What you have to do: Search the data for the word "Республики" and copy every line that contains it.
— Begin —
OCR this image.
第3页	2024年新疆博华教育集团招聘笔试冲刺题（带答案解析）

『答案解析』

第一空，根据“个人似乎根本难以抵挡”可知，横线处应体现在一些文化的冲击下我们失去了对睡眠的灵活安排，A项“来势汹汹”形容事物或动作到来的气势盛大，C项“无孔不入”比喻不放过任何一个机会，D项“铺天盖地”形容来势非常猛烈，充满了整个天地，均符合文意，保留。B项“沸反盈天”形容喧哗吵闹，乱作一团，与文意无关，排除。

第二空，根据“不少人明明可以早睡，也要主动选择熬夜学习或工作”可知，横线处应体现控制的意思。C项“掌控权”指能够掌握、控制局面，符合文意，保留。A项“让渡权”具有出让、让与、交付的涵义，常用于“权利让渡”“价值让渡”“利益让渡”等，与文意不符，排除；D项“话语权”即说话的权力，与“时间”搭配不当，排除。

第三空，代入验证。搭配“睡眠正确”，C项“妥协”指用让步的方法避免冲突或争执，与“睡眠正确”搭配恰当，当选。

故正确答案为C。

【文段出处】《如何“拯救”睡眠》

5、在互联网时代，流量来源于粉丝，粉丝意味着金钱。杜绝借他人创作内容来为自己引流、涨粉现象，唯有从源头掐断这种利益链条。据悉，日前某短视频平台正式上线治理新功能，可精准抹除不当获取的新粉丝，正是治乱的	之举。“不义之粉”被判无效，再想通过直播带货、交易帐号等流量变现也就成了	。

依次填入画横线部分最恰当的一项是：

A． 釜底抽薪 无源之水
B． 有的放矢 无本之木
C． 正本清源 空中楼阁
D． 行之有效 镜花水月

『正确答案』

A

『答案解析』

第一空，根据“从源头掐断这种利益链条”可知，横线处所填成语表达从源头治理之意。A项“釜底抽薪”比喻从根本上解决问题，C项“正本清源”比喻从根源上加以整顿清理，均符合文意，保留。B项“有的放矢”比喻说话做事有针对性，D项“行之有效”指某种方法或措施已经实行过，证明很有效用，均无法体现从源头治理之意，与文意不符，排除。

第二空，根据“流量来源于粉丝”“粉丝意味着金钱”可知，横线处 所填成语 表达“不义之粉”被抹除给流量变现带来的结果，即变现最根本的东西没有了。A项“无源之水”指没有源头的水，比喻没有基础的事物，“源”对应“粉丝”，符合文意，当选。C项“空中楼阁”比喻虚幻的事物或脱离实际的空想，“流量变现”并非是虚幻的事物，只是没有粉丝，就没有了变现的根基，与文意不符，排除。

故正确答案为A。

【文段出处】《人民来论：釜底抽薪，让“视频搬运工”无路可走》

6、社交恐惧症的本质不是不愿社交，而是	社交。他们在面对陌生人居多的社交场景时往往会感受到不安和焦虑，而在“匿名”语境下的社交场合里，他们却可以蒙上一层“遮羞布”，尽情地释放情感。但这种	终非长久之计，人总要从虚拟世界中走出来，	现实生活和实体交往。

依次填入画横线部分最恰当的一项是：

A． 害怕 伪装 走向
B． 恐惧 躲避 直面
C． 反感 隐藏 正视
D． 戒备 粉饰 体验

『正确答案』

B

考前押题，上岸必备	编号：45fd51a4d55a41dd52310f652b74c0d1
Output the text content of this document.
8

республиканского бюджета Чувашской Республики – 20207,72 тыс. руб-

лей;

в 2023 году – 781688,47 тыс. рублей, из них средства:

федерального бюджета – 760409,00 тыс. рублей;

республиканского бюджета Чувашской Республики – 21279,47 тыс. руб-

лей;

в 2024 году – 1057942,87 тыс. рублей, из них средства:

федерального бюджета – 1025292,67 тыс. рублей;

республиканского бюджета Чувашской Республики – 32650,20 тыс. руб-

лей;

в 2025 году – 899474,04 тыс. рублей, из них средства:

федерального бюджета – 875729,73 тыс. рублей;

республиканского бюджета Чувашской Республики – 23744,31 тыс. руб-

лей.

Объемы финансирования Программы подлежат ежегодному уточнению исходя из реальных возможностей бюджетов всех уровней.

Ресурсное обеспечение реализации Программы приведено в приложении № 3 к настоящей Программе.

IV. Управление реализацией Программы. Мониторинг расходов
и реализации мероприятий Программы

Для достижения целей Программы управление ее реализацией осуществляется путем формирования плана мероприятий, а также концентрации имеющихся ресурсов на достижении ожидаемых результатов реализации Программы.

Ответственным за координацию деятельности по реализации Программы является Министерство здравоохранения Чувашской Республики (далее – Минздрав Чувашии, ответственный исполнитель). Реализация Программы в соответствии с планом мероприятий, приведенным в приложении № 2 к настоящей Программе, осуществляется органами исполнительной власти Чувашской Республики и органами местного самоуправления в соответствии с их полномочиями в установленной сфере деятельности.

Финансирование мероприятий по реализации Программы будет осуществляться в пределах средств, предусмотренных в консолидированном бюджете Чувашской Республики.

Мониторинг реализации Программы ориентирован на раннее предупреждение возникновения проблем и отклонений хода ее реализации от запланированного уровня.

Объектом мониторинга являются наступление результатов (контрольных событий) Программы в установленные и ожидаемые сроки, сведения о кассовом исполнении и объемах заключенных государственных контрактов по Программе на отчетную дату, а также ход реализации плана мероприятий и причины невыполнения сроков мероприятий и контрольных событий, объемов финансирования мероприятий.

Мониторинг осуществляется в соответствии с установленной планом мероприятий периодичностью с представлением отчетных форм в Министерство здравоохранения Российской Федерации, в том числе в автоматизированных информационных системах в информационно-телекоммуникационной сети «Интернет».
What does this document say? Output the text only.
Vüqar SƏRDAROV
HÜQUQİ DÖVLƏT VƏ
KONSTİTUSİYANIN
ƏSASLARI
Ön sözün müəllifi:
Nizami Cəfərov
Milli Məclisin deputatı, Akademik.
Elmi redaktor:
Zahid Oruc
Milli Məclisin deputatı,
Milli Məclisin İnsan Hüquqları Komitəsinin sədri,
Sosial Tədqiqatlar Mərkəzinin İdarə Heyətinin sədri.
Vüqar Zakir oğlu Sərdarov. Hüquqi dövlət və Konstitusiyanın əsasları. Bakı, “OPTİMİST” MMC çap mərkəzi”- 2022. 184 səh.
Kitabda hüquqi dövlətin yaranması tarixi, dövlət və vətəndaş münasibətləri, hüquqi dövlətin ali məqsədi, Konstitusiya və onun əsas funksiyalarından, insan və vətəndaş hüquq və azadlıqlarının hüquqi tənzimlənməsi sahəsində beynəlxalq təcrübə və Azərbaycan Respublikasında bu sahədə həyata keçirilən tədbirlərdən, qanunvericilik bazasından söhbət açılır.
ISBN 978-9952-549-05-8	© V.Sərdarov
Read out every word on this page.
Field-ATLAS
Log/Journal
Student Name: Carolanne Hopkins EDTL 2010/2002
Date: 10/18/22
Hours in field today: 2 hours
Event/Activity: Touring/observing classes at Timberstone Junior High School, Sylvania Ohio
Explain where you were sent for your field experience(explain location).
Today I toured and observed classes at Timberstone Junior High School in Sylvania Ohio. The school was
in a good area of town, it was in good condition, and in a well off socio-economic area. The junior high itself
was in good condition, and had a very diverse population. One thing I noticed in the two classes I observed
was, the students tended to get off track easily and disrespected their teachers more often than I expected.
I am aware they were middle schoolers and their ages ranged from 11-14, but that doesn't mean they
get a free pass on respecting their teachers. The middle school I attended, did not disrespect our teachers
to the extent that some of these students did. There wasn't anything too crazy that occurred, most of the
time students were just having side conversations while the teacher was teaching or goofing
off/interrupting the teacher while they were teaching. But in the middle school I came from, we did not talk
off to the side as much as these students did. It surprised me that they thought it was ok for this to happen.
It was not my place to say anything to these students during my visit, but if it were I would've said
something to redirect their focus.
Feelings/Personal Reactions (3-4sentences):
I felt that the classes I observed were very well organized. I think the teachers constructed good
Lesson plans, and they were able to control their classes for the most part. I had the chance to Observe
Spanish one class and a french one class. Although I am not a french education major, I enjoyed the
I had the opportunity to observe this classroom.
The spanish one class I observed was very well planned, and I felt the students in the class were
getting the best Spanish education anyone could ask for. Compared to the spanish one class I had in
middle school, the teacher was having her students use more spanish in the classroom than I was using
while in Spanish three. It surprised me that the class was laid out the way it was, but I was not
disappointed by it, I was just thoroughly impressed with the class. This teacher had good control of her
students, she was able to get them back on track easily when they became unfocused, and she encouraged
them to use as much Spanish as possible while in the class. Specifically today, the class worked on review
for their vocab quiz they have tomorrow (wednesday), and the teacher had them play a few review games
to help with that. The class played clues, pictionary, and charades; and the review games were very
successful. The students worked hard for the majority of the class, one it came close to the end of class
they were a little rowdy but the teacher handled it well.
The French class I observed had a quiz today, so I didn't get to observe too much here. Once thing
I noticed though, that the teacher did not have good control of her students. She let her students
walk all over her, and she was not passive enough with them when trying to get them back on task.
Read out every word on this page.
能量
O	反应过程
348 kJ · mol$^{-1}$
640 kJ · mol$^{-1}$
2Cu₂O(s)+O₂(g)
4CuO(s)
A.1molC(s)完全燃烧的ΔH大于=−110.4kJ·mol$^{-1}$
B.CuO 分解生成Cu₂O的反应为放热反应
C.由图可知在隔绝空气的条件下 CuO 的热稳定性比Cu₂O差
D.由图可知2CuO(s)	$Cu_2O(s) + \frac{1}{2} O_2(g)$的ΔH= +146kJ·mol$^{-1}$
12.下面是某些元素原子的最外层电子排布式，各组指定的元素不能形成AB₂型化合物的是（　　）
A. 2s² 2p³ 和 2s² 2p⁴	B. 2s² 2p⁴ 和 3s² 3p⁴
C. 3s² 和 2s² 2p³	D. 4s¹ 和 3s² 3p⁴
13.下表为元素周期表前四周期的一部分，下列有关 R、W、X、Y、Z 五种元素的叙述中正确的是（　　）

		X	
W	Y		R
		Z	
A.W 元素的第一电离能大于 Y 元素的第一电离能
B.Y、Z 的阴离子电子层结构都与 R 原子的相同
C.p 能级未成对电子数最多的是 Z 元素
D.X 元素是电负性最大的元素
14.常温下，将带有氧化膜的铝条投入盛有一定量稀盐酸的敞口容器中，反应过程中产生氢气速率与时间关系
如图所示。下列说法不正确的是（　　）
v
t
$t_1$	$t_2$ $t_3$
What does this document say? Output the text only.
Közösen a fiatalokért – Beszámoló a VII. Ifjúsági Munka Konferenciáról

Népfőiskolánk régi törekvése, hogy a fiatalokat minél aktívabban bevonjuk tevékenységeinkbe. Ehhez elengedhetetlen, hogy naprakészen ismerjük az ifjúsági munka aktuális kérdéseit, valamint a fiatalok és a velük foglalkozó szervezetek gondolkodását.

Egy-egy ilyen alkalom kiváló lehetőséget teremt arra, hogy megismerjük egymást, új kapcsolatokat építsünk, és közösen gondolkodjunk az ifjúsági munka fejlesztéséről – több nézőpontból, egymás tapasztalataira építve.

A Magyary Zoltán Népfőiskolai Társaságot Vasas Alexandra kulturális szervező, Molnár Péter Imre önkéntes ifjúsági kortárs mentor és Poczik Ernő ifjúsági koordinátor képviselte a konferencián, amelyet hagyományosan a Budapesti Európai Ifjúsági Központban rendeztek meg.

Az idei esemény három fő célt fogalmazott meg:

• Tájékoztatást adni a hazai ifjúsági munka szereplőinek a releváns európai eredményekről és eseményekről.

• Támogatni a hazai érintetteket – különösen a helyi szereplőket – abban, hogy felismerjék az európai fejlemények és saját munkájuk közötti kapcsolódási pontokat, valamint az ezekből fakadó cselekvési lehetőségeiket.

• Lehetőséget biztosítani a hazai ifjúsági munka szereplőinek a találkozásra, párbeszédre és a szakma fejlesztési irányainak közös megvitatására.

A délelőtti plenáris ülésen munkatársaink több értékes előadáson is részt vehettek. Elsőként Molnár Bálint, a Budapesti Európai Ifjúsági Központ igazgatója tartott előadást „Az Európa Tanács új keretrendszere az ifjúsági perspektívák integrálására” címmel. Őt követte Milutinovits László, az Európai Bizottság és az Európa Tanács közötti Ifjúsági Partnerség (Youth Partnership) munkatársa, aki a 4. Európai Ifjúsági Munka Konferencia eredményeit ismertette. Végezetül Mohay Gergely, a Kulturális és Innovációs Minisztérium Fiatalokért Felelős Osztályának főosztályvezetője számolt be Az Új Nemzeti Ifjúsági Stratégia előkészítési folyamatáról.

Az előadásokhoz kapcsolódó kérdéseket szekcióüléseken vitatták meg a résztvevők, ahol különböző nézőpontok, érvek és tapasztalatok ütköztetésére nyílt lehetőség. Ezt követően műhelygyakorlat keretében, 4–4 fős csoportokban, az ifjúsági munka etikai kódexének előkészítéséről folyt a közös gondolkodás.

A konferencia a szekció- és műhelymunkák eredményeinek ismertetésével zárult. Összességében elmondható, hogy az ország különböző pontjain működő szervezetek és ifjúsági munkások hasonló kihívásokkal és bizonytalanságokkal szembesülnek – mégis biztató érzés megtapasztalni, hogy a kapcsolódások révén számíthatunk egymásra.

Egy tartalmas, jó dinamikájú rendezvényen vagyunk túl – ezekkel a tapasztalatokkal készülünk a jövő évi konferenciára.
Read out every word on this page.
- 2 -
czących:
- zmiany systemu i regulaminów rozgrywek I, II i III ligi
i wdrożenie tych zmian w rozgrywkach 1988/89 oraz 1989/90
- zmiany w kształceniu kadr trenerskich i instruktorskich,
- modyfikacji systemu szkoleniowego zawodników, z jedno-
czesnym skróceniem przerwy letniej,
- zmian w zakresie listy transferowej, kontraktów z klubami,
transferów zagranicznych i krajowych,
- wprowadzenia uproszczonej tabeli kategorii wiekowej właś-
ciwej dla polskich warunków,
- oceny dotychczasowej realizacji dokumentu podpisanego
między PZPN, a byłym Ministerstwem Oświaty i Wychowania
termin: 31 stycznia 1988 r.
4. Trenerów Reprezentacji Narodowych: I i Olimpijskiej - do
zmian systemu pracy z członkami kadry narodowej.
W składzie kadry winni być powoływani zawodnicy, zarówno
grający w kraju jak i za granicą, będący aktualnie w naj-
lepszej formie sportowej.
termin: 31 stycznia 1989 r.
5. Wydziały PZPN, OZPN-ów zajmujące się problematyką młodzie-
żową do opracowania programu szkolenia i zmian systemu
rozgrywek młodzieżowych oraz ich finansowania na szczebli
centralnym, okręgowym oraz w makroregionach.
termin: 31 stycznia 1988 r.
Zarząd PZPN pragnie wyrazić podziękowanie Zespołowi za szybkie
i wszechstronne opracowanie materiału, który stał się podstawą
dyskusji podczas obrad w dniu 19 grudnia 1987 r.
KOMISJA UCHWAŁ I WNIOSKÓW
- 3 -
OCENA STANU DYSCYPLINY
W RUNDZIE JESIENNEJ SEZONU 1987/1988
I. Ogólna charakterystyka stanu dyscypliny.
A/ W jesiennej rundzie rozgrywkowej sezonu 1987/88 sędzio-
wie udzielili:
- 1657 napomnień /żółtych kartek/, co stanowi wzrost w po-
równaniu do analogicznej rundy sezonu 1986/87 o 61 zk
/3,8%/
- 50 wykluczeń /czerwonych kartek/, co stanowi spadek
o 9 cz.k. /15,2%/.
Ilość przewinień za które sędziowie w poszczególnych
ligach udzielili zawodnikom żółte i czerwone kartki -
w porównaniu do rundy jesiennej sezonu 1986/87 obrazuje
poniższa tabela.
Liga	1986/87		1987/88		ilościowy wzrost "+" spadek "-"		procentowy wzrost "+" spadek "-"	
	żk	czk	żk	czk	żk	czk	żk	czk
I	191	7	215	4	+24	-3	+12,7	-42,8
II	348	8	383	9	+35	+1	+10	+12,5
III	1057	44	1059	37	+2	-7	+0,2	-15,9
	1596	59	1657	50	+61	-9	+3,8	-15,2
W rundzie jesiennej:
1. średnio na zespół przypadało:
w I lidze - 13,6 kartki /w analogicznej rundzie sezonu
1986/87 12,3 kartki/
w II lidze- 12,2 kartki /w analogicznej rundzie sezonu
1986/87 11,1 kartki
— End —
Response to this exercise:
республиканского бюджета Чувашской Республики – 20207,72 тыс. руб-
республиканского бюджета Чувашской Республики – 21279,47 тыс. руб-
республиканского бюджета Чувашской Республики – 32650,20 тыс. руб-
республиканского бюджета Чувашской Республики – 23744,31 тыс. руб-
Ответственным за координацию деятельности по реализации Программы является Министерство здравоохранения Чувашской Республики (далее – Минздрав Чувашии, ответственный исполнитель). Реализация Программы в соответствии с планом мероприятий, приведенным в приложении № 2 к настоящей Программе, осуществляется органами исполнительной власти Чувашской Республики и органами местного самоуправления в соответствии с их полномочиями в установленной сфере деятельности.
Финансирование мероприятий по реализации Программы будет осуществляться в пределах средств, предусмотренных в консолидированном бюджете Чувашской Республики.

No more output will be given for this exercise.